Listing.
━━━━━━━━

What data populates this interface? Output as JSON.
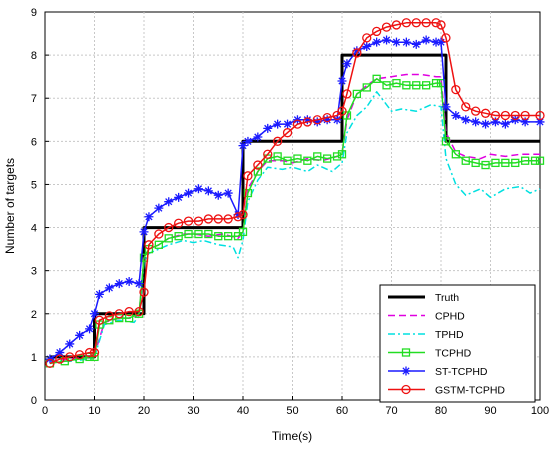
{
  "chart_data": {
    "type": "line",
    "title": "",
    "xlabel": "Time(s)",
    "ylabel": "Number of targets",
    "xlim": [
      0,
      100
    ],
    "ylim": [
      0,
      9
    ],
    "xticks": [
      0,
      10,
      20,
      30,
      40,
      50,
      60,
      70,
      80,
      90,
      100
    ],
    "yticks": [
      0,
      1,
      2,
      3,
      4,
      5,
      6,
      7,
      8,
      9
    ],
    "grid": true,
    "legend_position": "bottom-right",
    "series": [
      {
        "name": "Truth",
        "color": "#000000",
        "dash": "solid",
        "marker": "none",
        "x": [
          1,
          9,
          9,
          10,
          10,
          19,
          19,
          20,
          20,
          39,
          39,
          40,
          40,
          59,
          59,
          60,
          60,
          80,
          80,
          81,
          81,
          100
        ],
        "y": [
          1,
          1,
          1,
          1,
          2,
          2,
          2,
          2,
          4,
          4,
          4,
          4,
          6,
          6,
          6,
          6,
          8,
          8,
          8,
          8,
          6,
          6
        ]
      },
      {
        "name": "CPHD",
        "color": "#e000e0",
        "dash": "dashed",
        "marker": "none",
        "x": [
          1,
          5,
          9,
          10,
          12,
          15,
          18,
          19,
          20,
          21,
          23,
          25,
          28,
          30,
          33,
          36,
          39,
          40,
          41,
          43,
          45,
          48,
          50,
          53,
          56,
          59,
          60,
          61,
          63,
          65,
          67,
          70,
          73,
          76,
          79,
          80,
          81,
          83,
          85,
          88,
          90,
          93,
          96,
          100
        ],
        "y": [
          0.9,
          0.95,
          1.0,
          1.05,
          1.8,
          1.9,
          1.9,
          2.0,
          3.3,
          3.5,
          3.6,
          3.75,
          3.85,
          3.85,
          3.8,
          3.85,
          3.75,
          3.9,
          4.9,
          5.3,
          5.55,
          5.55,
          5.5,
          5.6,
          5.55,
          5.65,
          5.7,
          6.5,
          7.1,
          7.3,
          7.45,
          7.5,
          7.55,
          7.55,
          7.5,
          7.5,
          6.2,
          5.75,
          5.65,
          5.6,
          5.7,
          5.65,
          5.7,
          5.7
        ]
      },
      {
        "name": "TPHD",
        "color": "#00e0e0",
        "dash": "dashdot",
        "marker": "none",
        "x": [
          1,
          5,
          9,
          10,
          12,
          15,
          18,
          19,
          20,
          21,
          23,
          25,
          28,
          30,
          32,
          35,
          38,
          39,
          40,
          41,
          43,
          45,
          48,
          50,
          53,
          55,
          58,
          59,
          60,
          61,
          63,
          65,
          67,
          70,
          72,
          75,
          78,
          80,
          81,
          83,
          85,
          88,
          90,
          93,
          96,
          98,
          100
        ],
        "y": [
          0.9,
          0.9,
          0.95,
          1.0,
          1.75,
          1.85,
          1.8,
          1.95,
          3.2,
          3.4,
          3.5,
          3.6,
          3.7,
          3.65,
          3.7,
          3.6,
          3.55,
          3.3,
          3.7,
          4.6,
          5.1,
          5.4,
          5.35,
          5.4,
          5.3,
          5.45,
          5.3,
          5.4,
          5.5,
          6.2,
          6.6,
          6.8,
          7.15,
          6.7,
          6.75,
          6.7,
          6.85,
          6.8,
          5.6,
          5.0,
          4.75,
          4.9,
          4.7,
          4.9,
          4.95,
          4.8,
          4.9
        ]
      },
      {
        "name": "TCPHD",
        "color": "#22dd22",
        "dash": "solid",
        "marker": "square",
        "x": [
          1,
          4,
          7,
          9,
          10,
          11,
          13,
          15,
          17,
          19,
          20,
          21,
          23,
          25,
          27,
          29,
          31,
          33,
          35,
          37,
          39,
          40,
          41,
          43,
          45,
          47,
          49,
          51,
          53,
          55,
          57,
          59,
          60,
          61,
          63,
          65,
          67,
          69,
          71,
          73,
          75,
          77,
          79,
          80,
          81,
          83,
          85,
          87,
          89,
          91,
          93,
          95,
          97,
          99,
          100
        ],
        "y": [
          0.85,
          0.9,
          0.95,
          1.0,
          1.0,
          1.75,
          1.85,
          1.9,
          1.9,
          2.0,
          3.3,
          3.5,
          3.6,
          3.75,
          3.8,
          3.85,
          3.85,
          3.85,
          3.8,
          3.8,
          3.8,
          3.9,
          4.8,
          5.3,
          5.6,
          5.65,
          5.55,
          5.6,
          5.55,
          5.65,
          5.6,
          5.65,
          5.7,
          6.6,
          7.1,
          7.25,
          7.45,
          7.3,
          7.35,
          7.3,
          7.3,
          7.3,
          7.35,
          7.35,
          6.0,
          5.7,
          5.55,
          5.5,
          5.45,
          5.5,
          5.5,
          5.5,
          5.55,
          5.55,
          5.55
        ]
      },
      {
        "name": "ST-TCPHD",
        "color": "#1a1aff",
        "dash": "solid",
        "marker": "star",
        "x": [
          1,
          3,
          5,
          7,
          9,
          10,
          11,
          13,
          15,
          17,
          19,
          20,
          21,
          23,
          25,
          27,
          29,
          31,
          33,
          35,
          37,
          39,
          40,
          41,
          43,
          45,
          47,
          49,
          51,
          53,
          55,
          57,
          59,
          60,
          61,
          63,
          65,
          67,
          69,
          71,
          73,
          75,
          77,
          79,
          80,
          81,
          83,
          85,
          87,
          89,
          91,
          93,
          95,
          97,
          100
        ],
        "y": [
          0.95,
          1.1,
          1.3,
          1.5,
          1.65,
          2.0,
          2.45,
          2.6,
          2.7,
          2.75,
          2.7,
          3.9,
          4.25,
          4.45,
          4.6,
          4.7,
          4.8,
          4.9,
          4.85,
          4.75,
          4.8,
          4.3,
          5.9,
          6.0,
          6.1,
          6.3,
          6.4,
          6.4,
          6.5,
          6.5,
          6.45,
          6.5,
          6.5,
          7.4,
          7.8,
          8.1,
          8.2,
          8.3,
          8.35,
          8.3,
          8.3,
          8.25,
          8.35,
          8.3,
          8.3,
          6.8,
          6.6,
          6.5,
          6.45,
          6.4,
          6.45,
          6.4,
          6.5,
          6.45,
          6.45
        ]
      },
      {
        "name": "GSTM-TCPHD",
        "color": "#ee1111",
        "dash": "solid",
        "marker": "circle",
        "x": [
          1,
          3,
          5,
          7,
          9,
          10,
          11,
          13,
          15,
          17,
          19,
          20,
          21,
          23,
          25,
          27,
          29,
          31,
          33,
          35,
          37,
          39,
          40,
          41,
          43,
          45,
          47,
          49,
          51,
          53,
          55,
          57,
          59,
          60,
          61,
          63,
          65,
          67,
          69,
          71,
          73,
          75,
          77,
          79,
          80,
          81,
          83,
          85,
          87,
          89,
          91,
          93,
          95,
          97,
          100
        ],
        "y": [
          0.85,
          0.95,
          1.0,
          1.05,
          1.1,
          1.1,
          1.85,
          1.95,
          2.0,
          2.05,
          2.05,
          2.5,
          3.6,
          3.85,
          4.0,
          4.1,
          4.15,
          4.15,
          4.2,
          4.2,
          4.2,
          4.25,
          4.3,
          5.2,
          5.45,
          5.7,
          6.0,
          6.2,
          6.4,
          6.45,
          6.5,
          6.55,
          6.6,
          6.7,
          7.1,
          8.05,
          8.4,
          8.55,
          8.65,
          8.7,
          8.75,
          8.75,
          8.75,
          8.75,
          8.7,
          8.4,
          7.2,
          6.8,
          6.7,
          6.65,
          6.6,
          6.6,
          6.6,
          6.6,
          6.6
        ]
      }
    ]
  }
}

━━━━━━━━

The problem. Leave the pictures out and write out every entry exactly as given.

Exercise output.
What data populates this interface? Output as JSON.
{
  "chart_data": {
    "type": "line",
    "title": "",
    "xlabel": "Time(s)",
    "ylabel": "Number of targets",
    "xlim": [
      0,
      100
    ],
    "ylim": [
      0,
      9
    ],
    "xticks": [
      0,
      10,
      20,
      30,
      40,
      50,
      60,
      70,
      80,
      90,
      100
    ],
    "yticks": [
      0,
      1,
      2,
      3,
      4,
      5,
      6,
      7,
      8,
      9
    ],
    "grid": true,
    "legend_position": "bottom-right",
    "series": [
      {
        "name": "Truth",
        "color": "#000000",
        "dash": "solid",
        "marker": "none",
        "x": [
          1,
          9,
          9,
          10,
          10,
          19,
          19,
          20,
          20,
          39,
          39,
          40,
          40,
          59,
          59,
          60,
          60,
          80,
          80,
          81,
          81,
          100
        ],
        "y": [
          1,
          1,
          1,
          1,
          2,
          2,
          2,
          2,
          4,
          4,
          4,
          4,
          6,
          6,
          6,
          6,
          8,
          8,
          8,
          8,
          6,
          6
        ]
      },
      {
        "name": "CPHD",
        "color": "#e000e0",
        "dash": "dashed",
        "marker": "none",
        "x": [
          1,
          5,
          9,
          10,
          12,
          15,
          18,
          19,
          20,
          21,
          23,
          25,
          28,
          30,
          33,
          36,
          39,
          40,
          41,
          43,
          45,
          48,
          50,
          53,
          56,
          59,
          60,
          61,
          63,
          65,
          67,
          70,
          73,
          76,
          79,
          80,
          81,
          83,
          85,
          88,
          90,
          93,
          96,
          100
        ],
        "y": [
          0.9,
          0.95,
          1.0,
          1.05,
          1.8,
          1.9,
          1.9,
          2.0,
          3.3,
          3.5,
          3.6,
          3.75,
          3.85,
          3.85,
          3.8,
          3.85,
          3.75,
          3.9,
          4.9,
          5.3,
          5.55,
          5.55,
          5.5,
          5.6,
          5.55,
          5.65,
          5.7,
          6.5,
          7.1,
          7.3,
          7.45,
          7.5,
          7.55,
          7.55,
          7.5,
          7.5,
          6.2,
          5.75,
          5.65,
          5.6,
          5.7,
          5.65,
          5.7,
          5.7
        ]
      },
      {
        "name": "TPHD",
        "color": "#00e0e0",
        "dash": "dashdot",
        "marker": "none",
        "x": [
          1,
          5,
          9,
          10,
          12,
          15,
          18,
          19,
          20,
          21,
          23,
          25,
          28,
          30,
          32,
          35,
          38,
          39,
          40,
          41,
          43,
          45,
          48,
          50,
          53,
          55,
          58,
          59,
          60,
          61,
          63,
          65,
          67,
          70,
          72,
          75,
          78,
          80,
          81,
          83,
          85,
          88,
          90,
          93,
          96,
          98,
          100
        ],
        "y": [
          0.9,
          0.9,
          0.95,
          1.0,
          1.75,
          1.85,
          1.8,
          1.95,
          3.2,
          3.4,
          3.5,
          3.6,
          3.7,
          3.65,
          3.7,
          3.6,
          3.55,
          3.3,
          3.7,
          4.6,
          5.1,
          5.4,
          5.35,
          5.4,
          5.3,
          5.45,
          5.3,
          5.4,
          5.5,
          6.2,
          6.6,
          6.8,
          7.15,
          6.7,
          6.75,
          6.7,
          6.85,
          6.8,
          5.6,
          5.0,
          4.75,
          4.9,
          4.7,
          4.9,
          4.95,
          4.8,
          4.9
        ]
      },
      {
        "name": "TCPHD",
        "color": "#22dd22",
        "dash": "solid",
        "marker": "square",
        "x": [
          1,
          4,
          7,
          9,
          10,
          11,
          13,
          15,
          17,
          19,
          20,
          21,
          23,
          25,
          27,
          29,
          31,
          33,
          35,
          37,
          39,
          40,
          41,
          43,
          45,
          47,
          49,
          51,
          53,
          55,
          57,
          59,
          60,
          61,
          63,
          65,
          67,
          69,
          71,
          73,
          75,
          77,
          79,
          80,
          81,
          83,
          85,
          87,
          89,
          91,
          93,
          95,
          97,
          99,
          100
        ],
        "y": [
          0.85,
          0.9,
          0.95,
          1.0,
          1.0,
          1.75,
          1.85,
          1.9,
          1.9,
          2.0,
          3.3,
          3.5,
          3.6,
          3.75,
          3.8,
          3.85,
          3.85,
          3.85,
          3.8,
          3.8,
          3.8,
          3.9,
          4.8,
          5.3,
          5.6,
          5.65,
          5.55,
          5.6,
          5.55,
          5.65,
          5.6,
          5.65,
          5.7,
          6.6,
          7.1,
          7.25,
          7.45,
          7.3,
          7.35,
          7.3,
          7.3,
          7.3,
          7.35,
          7.35,
          6.0,
          5.7,
          5.55,
          5.5,
          5.45,
          5.5,
          5.5,
          5.5,
          5.55,
          5.55,
          5.55
        ]
      },
      {
        "name": "ST-TCPHD",
        "color": "#1a1aff",
        "dash": "solid",
        "marker": "star",
        "x": [
          1,
          3,
          5,
          7,
          9,
          10,
          11,
          13,
          15,
          17,
          19,
          20,
          21,
          23,
          25,
          27,
          29,
          31,
          33,
          35,
          37,
          39,
          40,
          41,
          43,
          45,
          47,
          49,
          51,
          53,
          55,
          57,
          59,
          60,
          61,
          63,
          65,
          67,
          69,
          71,
          73,
          75,
          77,
          79,
          80,
          81,
          83,
          85,
          87,
          89,
          91,
          93,
          95,
          97,
          100
        ],
        "y": [
          0.95,
          1.1,
          1.3,
          1.5,
          1.65,
          2.0,
          2.45,
          2.6,
          2.7,
          2.75,
          2.7,
          3.9,
          4.25,
          4.45,
          4.6,
          4.7,
          4.8,
          4.9,
          4.85,
          4.75,
          4.8,
          4.3,
          5.9,
          6.0,
          6.1,
          6.3,
          6.4,
          6.4,
          6.5,
          6.5,
          6.45,
          6.5,
          6.5,
          7.4,
          7.8,
          8.1,
          8.2,
          8.3,
          8.35,
          8.3,
          8.3,
          8.25,
          8.35,
          8.3,
          8.3,
          6.8,
          6.6,
          6.5,
          6.45,
          6.4,
          6.45,
          6.4,
          6.5,
          6.45,
          6.45
        ]
      },
      {
        "name": "GSTM-TCPHD",
        "color": "#ee1111",
        "dash": "solid",
        "marker": "circle",
        "x": [
          1,
          3,
          5,
          7,
          9,
          10,
          11,
          13,
          15,
          17,
          19,
          20,
          21,
          23,
          25,
          27,
          29,
          31,
          33,
          35,
          37,
          39,
          40,
          41,
          43,
          45,
          47,
          49,
          51,
          53,
          55,
          57,
          59,
          60,
          61,
          63,
          65,
          67,
          69,
          71,
          73,
          75,
          77,
          79,
          80,
          81,
          83,
          85,
          87,
          89,
          91,
          93,
          95,
          97,
          100
        ],
        "y": [
          0.85,
          0.95,
          1.0,
          1.05,
          1.1,
          1.1,
          1.85,
          1.95,
          2.0,
          2.05,
          2.05,
          2.5,
          3.6,
          3.85,
          4.0,
          4.1,
          4.15,
          4.15,
          4.2,
          4.2,
          4.2,
          4.25,
          4.3,
          5.2,
          5.45,
          5.7,
          6.0,
          6.2,
          6.4,
          6.45,
          6.5,
          6.55,
          6.6,
          6.7,
          7.1,
          8.05,
          8.4,
          8.55,
          8.65,
          8.7,
          8.75,
          8.75,
          8.75,
          8.75,
          8.7,
          8.4,
          7.2,
          6.8,
          6.7,
          6.65,
          6.6,
          6.6,
          6.6,
          6.6,
          6.6
        ]
      }
    ]
  }
}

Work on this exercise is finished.